***** 抜粋箇所 *****

僕の場合、3年前に作家の丸山健二氏と揉めて――
と言うと、かっこよく聞こえるかもしれませんが、すべては我々の側の責任でした。つまり、こちらが財政的に厳しくなったのです――、
それ以降、僕は急激に健康が悪化して脳梗塞を患い、一月ほど入院しました。そして現在は……
この “現在” から、すべては始まります。
僕は退院してのち、柏艪舎のメインの仕事からは身を引いています。
と言うか、僕のやり方ではお金がいくらあっても足りないわけで、そこが改善されるまでは代表はゆっくりしていてもらいたいというわけです。つまり、自費出版系の出版で糊口を凌ごうということです。
僕もその考えには異存なく、それ以降、毎日会社へ出勤していますが、自分には責任を負うべき仕事がないという “安楽” さが、やがてなんとなく苦痛になってきたのです。
みんな借金を返済しようと必死で働いています。
その横でのんびりと原稿を書いていていいものか、と。
文芸翻訳家の僕が80歳で小説家デビューするまで ③
小説と剣道、そして翻訳家に
僕は昔から剣道をやっており、中学一年から昔風の野蛮な剣道に鍛えられてかなり強かったのです。
大学卒業の前年に、僕は剣道で身を立てようと考えました。

***** 資料 *****

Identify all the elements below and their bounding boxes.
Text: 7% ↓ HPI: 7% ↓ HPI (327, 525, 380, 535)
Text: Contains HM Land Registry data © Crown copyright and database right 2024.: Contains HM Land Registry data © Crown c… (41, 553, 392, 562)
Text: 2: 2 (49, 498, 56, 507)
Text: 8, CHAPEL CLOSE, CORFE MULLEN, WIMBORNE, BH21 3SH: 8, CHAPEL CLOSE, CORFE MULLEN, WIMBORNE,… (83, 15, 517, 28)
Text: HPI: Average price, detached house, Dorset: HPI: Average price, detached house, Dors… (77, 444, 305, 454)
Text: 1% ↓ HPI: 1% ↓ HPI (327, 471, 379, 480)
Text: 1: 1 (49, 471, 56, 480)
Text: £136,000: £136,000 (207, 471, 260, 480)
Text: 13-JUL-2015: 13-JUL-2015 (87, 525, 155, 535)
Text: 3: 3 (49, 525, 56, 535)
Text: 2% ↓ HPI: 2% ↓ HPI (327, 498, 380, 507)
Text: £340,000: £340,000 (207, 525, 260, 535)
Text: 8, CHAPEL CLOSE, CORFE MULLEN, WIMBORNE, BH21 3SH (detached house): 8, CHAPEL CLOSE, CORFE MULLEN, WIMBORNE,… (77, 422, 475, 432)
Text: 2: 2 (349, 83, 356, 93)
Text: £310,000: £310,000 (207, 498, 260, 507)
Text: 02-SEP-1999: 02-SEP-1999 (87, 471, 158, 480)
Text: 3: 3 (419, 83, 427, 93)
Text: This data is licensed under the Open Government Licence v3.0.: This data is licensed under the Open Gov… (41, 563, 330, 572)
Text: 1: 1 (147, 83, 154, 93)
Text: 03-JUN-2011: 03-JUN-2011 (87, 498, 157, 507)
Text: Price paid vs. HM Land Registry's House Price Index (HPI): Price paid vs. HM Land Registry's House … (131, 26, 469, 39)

*****

> _課題_
抜粋箇所の「僕の場合、3年前に作家の丸山健二氏と揉めて――」から「られてかなり強かったのです。」までを、両端の語句も含めて一字一句そのまま書き写しなさい。

> _課題への回答_
僕の場合、3年前に作家の丸山健二氏と揉めて――
と言うと、かっこよく聞こえるかもしれませんが、すべては我々の側の責任でした。つまり、こちらが財政的に厳しくなったのです――、
それ以降、僕は急激に健康が悪化して脳梗塞を患い、一月ほど入院しました。そして現在は……
この “現在” から、すべては始まります。
僕は退院してのち、柏艪舎のメインの仕事からは身を引いています。
と言うか、僕のやり方ではお金がいくらあっても足りないわけで、そこが改善されるまでは代表はゆっくりしていてもらいたいというわけです。つまり、自費出版系の出版で糊口を凌ごうということです。
僕もその考えには異存なく、それ以降、毎日会社へ出勤していますが、自分には責任を負うべき仕事がないという “安楽” さが、やがてなんとなく苦痛になってきたのです。
みんな借金を返済しようと必死で働いています。
その横でのんびりと原稿を書いていていいものか、と。
文芸翻訳家の僕が80歳で小説家デビューするまで ③
小説と剣道、そして翻訳家に
僕は昔から剣道をやっており、中学一年から昔風の野蛮な剣道に鍛えられてかなり強かったのです。